* DATA SHOWN *
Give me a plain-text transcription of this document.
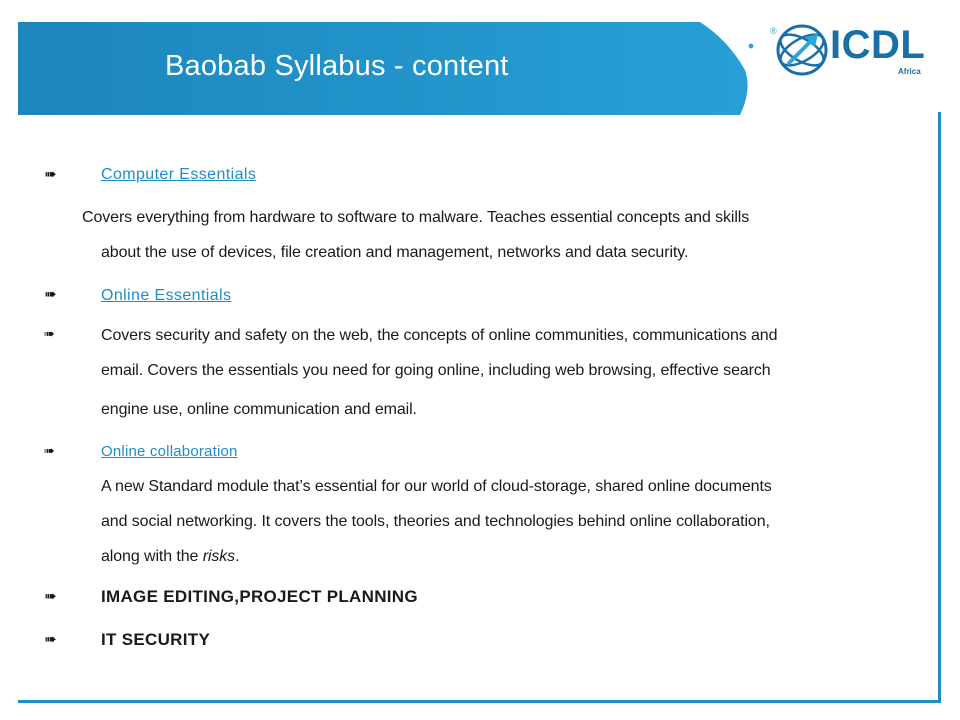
Baobab Syllabus - content
® ICDL
Africa
➠	Computer Essentials
Covers everything from hardware to software to malware. Teaches essential concepts and skills
about the use of devices, file creation and management, networks and data security.
➠	Online Essentials
➠	Covers security and safety on the web, the concepts of online communities, communications and
email. Covers the essentials you need for going online, including web browsing, effective search
engine use, online communication and email.
➠	Online collaboration
A new Standard module that’s essential for our world of cloud-storage, shared online documents
and social networking. It covers the tools, theories and technologies behind online collaboration,
along with the risks.
➠	IMAGE EDITING,PROJECT PLANNING
➠	IT SECURITY
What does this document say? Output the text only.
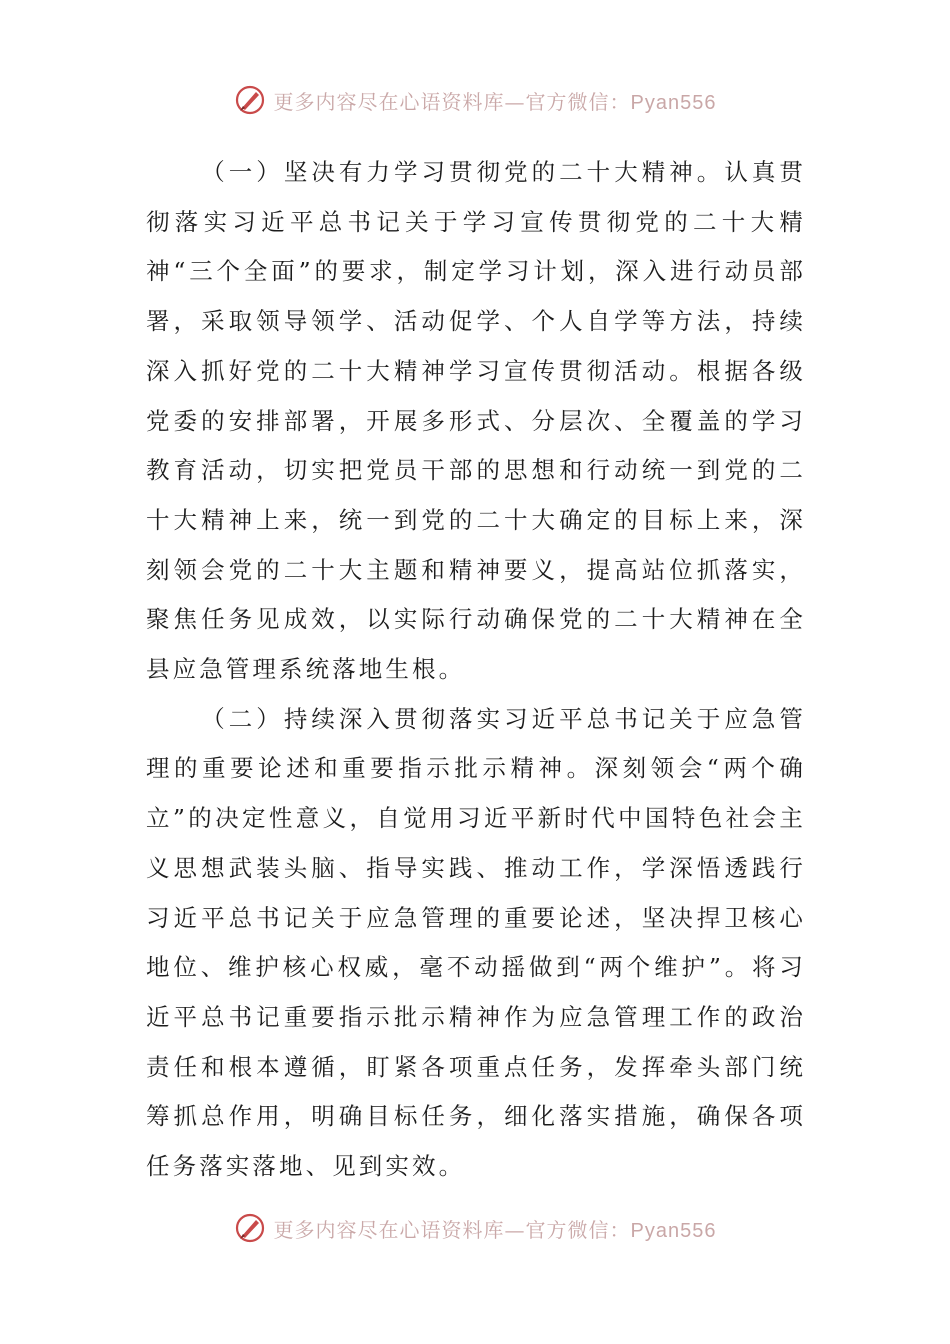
更多内容尽在心语资料库—官方微信：Pyan556

（一）坚决有力学习贯彻党的二十大精神。认真贯彻落实习近平总书记关于学习宣传贯彻党的二十大精神“三个全面”的要求，制定学习计划，深入进行动员部署，采取领导领学、活动促学、个人自学等方法，持续深入抓好党的二十大精神学习宣传贯彻活动。根据各级党委的安排部署，开展多形式、分层次、全覆盖的学习教育活动，切实把党员干部的思想和行动统一到党的二十大精神上来，统一到党的二十大确定的目标上来，深刻领会党的二十大主题和精神要义，提高站位抓落实，聚焦任务见成效，以实际行动确保党的二十大精神在全县应急管理系统落地生根。

（二）持续深入贯彻落实习近平总书记关于应急管理的重要论述和重要指示批示精神。深刻领会“两个确立”的决定性意义，自觉用习近平新时代中国特色社会主义思想武装头脑、指导实践、推动工作，学深悟透践行习近平总书记关于应急管理的重要论述，坚决捍卫核心地位、维护核心权威，毫不动摇做到“两个维护”。将习近平总书记重要指示批示精神作为应急管理工作的政治责任和根本遵循，盯紧各项重点任务，发挥牵头部门统筹抓总作用，明确目标任务，细化落实措施，确保各项任务落实落地、见到实效。

更多内容尽在心语资料库—官方微信：Pyan556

* WORK TO COMPLETE *
Nothing in the entries above should change when they are printed again, except that the pictures are dropped.

* RESPONSE TO THE EXERCISE *
Give me a plain-text transcription of this document.
Baobab Syllabus - content
® ICDL
Africa
➠	Computer Essentials
Covers everything from hardware to software to malware. Teaches essential concepts and skills
about the use of devices, file creation and management, networks and data security.
➠	Online Essentials
➠	Covers security and safety on the web, the concepts of online communities, communications and
email. Covers the essentials you need for going online, including web browsing, effective search
engine use, online communication and email.
➠	Online collaboration
A new Standard module that’s essential for our world of cloud-storage, shared online documents
and social networking. It covers the tools, theories and technologies behind online collaboration,
along with the risks.
➠	IMAGE EDITING,PROJECT PLANNING
➠	IT SECURITY
What does this document say? Output the text only.
更多内容尽在心语资料库—官方微信：Pyan556

（一）坚决有力学习贯彻党的二十大精神。认真贯彻落实习近平总书记关于学习宣传贯彻党的二十大精神“三个全面”的要求，制定学习计划，深入进行动员部署，采取领导领学、活动促学、个人自学等方法，持续深入抓好党的二十大精神学习宣传贯彻活动。根据各级党委的安排部署，开展多形式、分层次、全覆盖的学习教育活动，切实把党员干部的思想和行动统一到党的二十大精神上来，统一到党的二十大确定的目标上来，深刻领会党的二十大主题和精神要义，提高站位抓落实，聚焦任务见成效，以实际行动确保党的二十大精神在全县应急管理系统落地生根。

（二）持续深入贯彻落实习近平总书记关于应急管理的重要论述和重要指示批示精神。深刻领会“两个确立”的决定性意义，自觉用习近平新时代中国特色社会主义思想武装头脑、指导实践、推动工作，学深悟透践行习近平总书记关于应急管理的重要论述，坚决捍卫核心地位、维护核心权威，毫不动摇做到“两个维护”。将习近平总书记重要指示批示精神作为应急管理工作的政治责任和根本遵循，盯紧各项重点任务，发挥牵头部门统筹抓总作用，明确目标任务，细化落实措施，确保各项任务落实落地、见到实效。

更多内容尽在心语资料库—官方微信：Pyan556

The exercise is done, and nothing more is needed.